The exercise:
Give as output the line that contains "Convert this document image to plain text.", followed by every remaining line of the entries, unchanged and with nothing added.

Recorded data
+ + +
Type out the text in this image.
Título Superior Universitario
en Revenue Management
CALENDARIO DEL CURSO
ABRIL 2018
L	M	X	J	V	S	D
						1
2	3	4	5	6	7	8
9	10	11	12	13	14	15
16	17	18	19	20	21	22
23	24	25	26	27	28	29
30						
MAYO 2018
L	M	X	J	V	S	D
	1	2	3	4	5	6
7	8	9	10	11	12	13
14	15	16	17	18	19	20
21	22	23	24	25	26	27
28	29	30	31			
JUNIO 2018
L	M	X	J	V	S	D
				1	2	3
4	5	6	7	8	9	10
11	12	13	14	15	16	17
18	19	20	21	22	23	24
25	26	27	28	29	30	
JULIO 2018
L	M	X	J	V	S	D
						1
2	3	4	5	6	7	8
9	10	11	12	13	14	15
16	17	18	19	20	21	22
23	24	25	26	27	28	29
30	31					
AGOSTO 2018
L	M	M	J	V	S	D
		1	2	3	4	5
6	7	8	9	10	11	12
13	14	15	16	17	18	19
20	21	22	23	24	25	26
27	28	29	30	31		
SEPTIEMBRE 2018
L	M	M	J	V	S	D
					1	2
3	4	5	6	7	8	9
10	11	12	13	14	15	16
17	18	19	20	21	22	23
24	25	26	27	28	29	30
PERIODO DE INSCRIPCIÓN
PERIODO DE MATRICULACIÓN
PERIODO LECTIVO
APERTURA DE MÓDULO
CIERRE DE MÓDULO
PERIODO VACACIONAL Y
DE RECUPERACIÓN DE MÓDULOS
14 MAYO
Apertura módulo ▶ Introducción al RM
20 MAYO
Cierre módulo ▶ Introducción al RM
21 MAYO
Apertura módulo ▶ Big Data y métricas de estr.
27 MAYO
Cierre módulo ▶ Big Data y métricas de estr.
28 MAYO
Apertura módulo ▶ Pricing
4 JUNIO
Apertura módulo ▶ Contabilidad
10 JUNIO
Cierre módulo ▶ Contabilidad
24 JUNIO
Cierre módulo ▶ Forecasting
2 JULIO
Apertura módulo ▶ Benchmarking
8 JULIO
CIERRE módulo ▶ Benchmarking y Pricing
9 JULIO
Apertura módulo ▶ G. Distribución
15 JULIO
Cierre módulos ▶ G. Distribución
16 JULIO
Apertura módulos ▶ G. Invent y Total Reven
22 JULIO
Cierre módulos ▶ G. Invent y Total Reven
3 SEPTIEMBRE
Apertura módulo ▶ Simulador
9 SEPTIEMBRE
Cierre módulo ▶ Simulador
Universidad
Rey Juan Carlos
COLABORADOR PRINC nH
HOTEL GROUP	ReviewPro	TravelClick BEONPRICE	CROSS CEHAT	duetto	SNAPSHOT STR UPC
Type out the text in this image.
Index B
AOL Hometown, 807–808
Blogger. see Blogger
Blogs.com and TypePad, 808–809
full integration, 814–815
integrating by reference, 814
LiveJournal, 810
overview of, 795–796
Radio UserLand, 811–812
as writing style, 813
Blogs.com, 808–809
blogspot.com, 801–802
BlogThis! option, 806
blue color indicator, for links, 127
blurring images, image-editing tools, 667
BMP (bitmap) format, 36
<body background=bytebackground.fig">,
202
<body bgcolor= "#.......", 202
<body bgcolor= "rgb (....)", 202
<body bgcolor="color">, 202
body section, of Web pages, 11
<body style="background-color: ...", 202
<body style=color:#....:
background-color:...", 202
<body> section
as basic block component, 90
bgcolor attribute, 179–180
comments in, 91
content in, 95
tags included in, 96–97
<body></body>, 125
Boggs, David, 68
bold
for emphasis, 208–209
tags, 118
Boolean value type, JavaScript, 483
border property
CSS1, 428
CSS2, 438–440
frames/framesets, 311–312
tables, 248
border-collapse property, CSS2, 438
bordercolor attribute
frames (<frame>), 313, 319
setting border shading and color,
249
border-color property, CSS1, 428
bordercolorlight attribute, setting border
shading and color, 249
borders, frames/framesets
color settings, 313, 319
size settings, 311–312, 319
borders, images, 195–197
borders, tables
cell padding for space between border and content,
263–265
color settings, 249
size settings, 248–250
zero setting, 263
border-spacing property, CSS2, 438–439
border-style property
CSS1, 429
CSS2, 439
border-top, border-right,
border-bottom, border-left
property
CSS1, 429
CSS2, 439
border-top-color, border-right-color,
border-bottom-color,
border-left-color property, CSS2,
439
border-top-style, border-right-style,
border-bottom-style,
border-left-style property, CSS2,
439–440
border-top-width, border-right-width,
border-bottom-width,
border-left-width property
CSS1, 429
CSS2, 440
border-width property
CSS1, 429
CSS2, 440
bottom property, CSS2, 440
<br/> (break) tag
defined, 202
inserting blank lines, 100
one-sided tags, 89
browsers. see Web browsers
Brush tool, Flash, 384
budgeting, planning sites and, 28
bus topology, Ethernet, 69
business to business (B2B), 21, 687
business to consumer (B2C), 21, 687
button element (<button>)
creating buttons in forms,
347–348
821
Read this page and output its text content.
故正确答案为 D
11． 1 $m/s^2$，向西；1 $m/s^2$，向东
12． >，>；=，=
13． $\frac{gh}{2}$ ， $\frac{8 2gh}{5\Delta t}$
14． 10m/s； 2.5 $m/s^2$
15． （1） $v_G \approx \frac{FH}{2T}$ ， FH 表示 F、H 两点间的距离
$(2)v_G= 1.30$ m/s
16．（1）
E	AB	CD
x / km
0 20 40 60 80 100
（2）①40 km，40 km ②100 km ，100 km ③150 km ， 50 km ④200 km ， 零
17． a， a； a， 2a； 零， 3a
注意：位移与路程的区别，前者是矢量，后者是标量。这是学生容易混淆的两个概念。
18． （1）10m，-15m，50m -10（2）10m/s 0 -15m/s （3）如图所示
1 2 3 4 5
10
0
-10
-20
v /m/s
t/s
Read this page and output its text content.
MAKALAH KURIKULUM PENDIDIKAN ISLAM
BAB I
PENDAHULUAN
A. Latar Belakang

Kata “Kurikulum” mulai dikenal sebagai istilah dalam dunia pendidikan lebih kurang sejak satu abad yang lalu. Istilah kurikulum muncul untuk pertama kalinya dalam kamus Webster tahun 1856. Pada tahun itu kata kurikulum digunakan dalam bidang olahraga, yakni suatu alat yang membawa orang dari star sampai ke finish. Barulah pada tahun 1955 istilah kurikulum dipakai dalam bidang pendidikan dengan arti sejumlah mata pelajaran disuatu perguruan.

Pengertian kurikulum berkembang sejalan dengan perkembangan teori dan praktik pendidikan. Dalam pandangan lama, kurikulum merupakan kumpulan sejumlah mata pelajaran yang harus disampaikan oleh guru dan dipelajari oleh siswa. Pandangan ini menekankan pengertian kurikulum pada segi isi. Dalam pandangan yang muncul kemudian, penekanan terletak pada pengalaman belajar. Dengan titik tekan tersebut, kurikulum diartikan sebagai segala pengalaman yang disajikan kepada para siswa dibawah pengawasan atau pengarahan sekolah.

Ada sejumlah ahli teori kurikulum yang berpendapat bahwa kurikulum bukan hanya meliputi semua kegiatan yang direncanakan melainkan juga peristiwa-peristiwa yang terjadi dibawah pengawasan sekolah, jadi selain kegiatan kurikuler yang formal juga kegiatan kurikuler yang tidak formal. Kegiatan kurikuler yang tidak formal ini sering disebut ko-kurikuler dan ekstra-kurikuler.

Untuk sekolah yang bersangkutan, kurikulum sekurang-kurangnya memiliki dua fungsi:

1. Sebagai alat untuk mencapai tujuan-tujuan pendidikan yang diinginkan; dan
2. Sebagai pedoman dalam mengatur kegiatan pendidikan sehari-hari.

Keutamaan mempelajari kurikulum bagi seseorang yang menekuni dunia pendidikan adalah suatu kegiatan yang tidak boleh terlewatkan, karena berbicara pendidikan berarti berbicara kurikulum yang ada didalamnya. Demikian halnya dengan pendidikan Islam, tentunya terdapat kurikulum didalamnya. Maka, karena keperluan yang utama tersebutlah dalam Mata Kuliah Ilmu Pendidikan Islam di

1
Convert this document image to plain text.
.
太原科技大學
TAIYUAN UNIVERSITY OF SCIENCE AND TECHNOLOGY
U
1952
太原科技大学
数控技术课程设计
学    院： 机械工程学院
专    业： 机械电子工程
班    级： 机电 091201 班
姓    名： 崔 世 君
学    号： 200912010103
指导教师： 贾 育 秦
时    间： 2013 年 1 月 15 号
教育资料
+ + +
Exercise answer:
Convert this document image to plain text.
.
太原科技大學
TAIYUAN UNIVERSITY OF SCIENCE AND TECHNOLOGY
U
1952
太原科技大学
数控技术课程设计
学    院： 机械工程学院
专    业： 机械电子工程
班    级： 机电 091201 班
姓    名： 崔 世 君
学    号： 200912010103
指导教师： 贾 育 秦
时    间： 2013 年 1 月 15 号
教育资料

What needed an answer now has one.